(Saved entries)
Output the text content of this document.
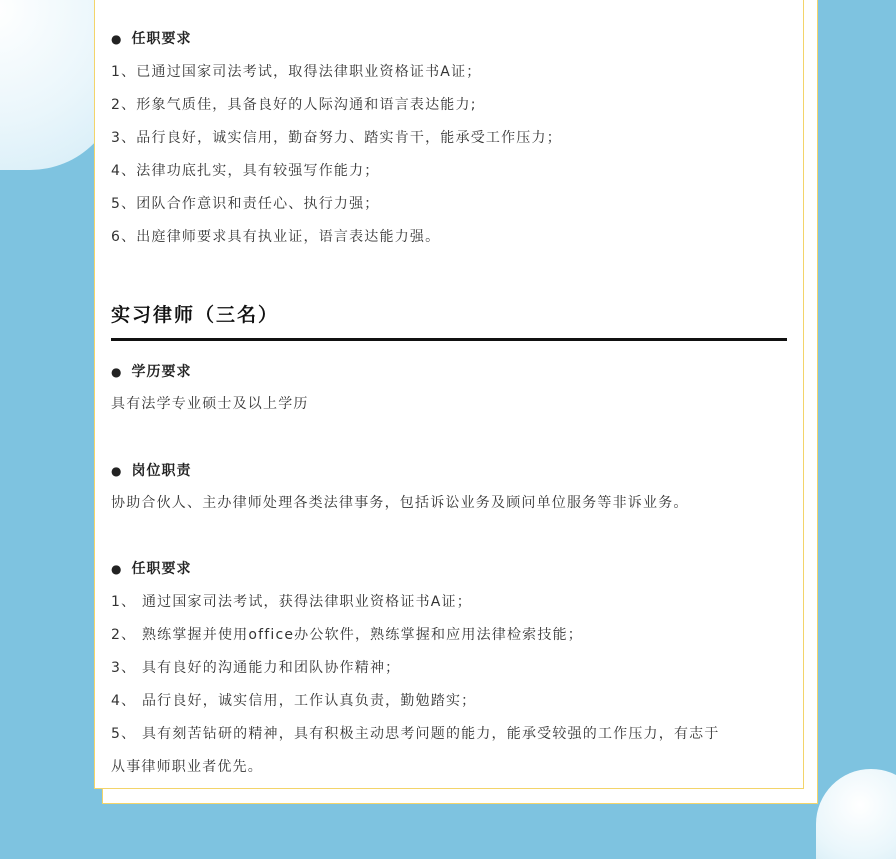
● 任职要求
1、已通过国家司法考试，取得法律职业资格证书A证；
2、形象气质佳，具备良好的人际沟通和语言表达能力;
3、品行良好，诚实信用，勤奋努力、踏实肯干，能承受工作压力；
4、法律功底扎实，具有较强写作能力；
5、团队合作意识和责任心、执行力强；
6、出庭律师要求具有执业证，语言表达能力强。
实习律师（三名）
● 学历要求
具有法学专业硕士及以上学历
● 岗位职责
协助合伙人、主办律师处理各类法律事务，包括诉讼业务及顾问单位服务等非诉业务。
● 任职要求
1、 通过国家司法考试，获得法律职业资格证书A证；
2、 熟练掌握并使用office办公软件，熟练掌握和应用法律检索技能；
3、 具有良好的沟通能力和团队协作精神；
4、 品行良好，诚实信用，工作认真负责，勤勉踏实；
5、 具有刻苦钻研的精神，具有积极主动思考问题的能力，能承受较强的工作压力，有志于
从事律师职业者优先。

...

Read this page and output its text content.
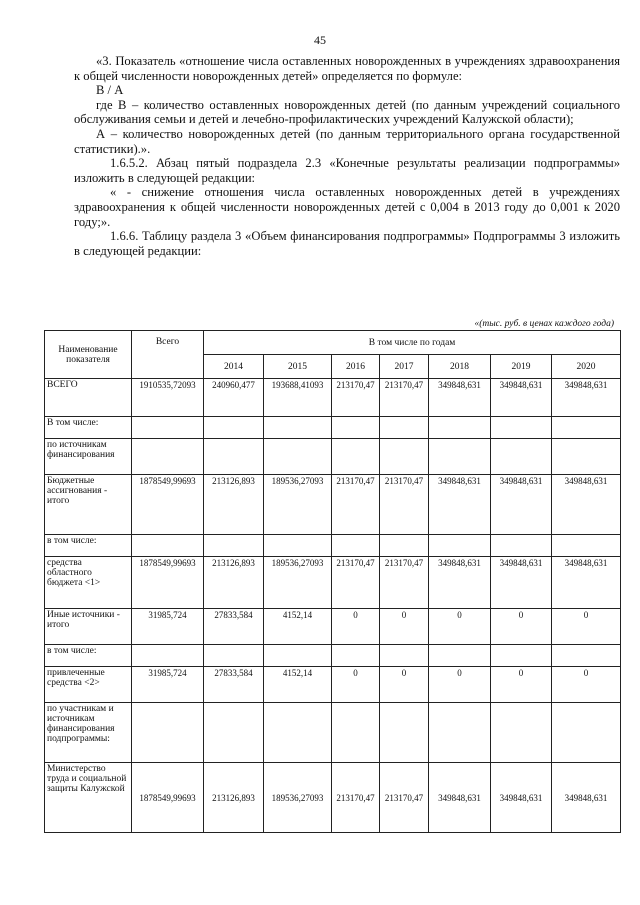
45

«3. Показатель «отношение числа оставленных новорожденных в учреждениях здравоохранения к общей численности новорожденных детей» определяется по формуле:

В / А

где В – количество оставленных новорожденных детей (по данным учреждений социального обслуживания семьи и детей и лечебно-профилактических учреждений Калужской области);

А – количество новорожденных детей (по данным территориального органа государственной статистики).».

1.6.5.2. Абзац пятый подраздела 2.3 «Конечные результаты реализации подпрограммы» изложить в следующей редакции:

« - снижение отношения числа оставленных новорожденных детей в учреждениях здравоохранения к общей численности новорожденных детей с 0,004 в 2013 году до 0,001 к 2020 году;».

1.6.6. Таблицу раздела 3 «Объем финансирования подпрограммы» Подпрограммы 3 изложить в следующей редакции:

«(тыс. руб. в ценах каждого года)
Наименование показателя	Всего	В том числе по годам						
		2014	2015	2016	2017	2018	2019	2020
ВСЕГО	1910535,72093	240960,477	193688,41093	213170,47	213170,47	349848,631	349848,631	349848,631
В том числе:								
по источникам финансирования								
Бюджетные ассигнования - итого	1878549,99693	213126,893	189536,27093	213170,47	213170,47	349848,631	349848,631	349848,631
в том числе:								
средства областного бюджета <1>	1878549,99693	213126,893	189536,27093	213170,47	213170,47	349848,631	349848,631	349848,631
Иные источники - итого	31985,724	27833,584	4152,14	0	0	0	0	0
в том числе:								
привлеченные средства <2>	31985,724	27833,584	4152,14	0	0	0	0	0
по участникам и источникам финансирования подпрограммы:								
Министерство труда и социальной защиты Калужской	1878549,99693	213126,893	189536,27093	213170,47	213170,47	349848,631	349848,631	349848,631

---

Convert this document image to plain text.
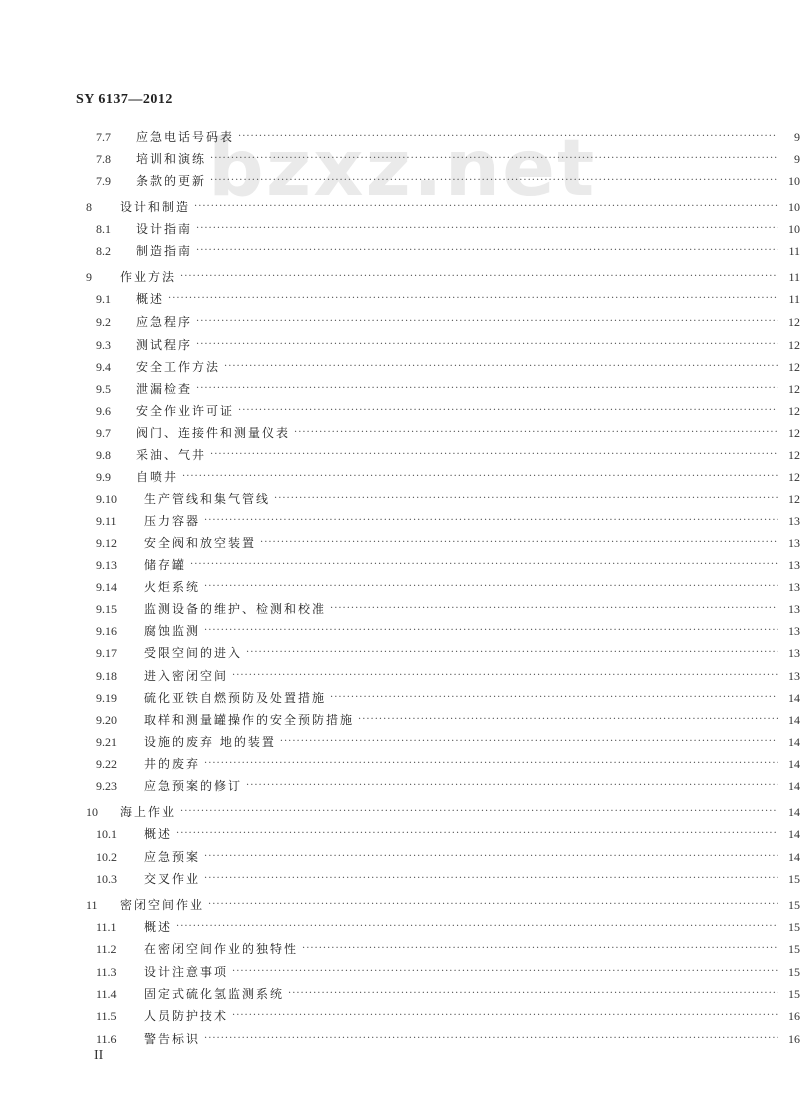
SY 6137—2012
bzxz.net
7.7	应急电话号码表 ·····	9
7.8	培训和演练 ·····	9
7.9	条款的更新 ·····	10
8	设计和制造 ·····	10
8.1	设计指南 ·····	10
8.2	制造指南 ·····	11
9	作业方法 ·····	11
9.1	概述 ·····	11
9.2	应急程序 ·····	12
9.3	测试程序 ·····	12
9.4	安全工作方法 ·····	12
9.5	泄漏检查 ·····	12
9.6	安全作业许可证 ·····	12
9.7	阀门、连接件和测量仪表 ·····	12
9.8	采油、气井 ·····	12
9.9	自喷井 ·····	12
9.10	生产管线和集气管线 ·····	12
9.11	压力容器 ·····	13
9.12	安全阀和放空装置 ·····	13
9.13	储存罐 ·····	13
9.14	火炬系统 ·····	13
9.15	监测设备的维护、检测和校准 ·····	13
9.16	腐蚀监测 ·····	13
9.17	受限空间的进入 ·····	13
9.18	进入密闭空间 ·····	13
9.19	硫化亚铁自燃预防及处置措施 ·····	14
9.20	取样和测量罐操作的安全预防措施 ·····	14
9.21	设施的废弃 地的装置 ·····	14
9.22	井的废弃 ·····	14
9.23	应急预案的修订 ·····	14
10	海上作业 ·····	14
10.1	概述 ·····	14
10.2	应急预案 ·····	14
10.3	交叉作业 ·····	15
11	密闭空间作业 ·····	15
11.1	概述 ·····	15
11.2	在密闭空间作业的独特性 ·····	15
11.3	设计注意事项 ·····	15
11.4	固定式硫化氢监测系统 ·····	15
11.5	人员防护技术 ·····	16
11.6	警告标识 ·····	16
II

YOUR TASK: Find the word "общей" and list each line it appears in.

EXPECTED ANSWER:
«3. Показатель «отношение числа оставленных новорожденных в учреждениях здравоохранения к общей численности новорожденных детей» определяется по формуле:
« - снижение отношения числа оставленных новорожденных детей в учреждениях здравоохранения к общей численности новорожденных детей с 0,004 в 2013 году до 0,001 к 2020 году;».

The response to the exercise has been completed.